**SET PROBLEM:** Find every line in the records below that holds the word "ETCETH", and copy each one.

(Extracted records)
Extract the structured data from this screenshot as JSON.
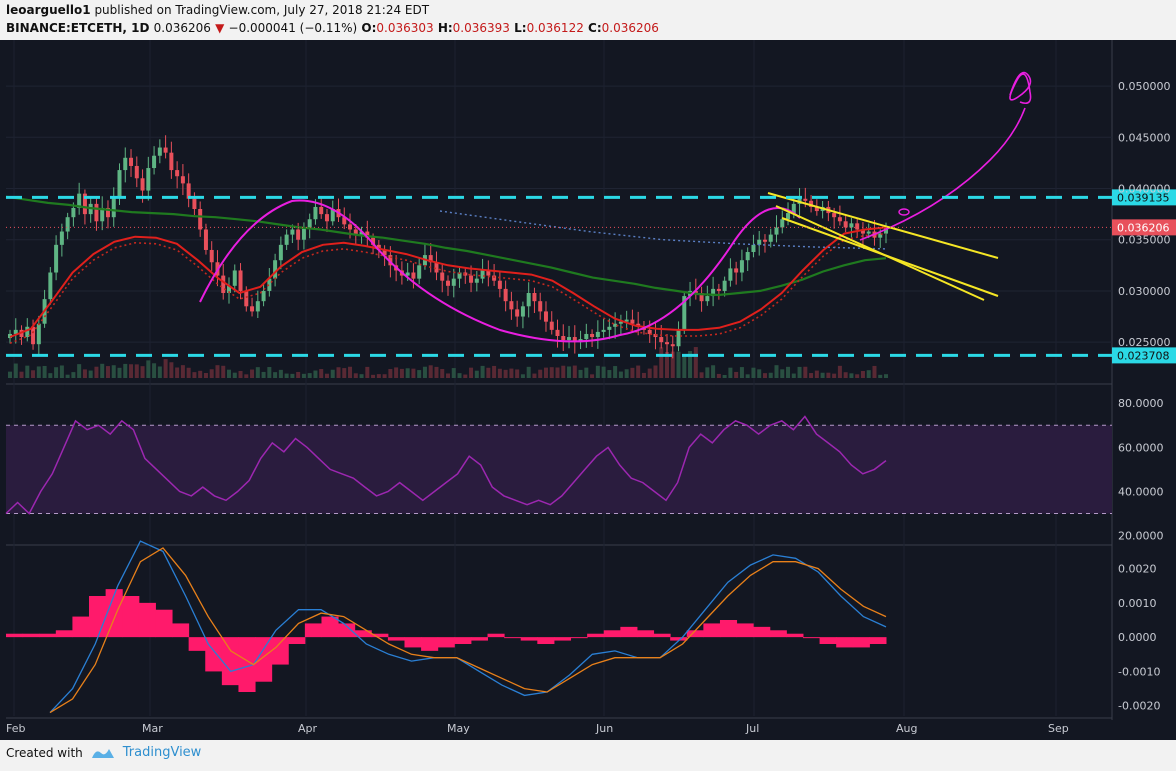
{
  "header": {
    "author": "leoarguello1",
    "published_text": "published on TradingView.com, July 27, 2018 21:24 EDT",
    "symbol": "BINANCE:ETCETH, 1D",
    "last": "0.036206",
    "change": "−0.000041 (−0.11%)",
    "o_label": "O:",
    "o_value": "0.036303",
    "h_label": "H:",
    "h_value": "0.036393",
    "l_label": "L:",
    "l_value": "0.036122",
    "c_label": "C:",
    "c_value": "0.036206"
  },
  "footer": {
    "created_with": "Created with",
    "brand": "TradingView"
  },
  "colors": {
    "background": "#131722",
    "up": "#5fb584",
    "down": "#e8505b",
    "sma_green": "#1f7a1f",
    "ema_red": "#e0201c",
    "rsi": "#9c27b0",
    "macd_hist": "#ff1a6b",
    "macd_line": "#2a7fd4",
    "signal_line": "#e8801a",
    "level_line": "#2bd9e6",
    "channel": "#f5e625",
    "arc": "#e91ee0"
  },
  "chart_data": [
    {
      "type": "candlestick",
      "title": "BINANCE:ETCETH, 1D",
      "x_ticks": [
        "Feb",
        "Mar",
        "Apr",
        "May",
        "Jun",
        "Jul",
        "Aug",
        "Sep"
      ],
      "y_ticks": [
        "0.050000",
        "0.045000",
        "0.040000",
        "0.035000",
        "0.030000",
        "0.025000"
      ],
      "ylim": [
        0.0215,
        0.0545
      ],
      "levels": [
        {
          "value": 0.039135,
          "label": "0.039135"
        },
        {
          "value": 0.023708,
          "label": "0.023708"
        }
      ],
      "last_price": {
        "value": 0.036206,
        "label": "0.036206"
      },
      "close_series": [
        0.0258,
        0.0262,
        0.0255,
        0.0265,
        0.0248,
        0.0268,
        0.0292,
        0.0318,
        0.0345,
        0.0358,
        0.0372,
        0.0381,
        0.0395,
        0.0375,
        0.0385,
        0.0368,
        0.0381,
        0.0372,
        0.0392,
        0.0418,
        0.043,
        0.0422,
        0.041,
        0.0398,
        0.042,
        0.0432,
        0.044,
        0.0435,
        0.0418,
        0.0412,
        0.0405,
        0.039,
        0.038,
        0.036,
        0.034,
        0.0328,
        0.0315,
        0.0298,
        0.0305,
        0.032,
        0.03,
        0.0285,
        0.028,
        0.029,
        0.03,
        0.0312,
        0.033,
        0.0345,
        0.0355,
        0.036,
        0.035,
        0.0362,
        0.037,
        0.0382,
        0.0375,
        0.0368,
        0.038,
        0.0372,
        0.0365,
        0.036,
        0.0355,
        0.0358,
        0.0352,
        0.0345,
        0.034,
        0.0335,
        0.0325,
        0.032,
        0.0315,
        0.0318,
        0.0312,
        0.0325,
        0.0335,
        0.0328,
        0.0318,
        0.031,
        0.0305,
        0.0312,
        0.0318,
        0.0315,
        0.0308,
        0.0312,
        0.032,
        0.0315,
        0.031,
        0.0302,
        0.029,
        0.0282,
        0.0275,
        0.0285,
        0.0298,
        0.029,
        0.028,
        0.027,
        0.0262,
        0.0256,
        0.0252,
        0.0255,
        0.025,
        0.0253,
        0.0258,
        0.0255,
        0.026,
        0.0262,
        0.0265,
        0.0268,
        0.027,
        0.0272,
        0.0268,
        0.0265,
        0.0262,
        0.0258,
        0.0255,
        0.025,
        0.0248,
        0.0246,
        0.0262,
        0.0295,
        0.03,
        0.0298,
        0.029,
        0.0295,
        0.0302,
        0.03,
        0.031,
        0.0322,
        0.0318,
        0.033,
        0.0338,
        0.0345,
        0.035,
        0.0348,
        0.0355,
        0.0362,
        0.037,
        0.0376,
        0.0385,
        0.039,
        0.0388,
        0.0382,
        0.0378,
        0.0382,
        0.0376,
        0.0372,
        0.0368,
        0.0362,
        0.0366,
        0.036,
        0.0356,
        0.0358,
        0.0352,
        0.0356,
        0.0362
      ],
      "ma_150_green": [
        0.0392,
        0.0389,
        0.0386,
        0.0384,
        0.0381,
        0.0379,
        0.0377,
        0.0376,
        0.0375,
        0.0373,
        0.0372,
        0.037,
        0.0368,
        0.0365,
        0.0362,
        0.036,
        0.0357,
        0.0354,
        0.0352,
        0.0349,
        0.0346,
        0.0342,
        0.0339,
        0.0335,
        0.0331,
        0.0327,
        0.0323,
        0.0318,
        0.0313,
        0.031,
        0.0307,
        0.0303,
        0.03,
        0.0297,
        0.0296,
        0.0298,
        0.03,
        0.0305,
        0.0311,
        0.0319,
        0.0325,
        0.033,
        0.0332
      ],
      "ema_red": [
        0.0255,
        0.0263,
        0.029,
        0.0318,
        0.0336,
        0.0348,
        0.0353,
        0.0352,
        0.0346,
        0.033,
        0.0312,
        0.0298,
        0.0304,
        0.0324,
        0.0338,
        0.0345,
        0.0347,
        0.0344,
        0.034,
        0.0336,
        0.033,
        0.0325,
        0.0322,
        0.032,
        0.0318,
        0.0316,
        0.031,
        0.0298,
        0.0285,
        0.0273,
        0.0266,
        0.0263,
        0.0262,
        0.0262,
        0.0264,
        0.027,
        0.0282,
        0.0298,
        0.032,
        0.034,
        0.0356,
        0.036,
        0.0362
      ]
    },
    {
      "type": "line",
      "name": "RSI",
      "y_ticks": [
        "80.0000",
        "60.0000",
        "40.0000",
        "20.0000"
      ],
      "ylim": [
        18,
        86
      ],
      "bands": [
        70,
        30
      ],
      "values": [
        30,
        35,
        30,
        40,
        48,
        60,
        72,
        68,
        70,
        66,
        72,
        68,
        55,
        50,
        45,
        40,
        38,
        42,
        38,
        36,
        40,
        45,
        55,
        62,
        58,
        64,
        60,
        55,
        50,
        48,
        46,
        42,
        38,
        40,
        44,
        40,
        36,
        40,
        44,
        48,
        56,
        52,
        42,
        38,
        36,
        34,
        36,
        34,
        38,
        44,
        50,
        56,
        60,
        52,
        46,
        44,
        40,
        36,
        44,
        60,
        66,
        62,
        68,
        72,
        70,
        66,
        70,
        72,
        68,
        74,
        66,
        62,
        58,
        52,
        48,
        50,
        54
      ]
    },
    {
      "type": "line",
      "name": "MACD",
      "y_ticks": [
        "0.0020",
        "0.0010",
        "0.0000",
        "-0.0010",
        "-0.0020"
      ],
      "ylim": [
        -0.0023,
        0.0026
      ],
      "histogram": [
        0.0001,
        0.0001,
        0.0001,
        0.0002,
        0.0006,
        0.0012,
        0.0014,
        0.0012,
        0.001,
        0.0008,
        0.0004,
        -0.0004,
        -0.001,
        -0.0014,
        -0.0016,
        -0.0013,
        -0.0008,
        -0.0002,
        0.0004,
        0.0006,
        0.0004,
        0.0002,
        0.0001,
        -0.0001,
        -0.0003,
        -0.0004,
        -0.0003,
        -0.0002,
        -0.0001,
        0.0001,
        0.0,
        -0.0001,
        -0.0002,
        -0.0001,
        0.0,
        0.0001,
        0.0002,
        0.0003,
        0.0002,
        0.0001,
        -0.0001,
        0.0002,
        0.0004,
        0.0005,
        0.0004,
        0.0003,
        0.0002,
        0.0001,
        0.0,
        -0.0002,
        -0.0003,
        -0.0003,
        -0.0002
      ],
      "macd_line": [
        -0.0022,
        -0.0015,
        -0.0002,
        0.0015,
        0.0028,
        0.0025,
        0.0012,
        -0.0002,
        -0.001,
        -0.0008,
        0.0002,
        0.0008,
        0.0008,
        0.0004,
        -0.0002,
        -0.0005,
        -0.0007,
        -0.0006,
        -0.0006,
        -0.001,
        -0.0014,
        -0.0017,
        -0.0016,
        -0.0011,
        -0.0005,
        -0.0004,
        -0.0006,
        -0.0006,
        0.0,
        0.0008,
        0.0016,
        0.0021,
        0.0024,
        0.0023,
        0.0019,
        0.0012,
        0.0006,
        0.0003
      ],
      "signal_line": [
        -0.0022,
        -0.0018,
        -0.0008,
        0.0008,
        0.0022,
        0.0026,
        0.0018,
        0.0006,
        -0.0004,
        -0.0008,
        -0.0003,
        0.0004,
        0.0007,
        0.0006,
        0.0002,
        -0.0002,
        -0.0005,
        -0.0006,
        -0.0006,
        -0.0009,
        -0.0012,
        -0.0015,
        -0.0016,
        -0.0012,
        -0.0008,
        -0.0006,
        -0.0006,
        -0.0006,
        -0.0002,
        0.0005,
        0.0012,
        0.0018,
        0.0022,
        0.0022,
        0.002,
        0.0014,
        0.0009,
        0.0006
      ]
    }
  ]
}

**THE COMPLETED TASK:**
    "symbol": "BINANCE:ETCETH, 1D",
      "title": "BINANCE:ETCETH, 1D",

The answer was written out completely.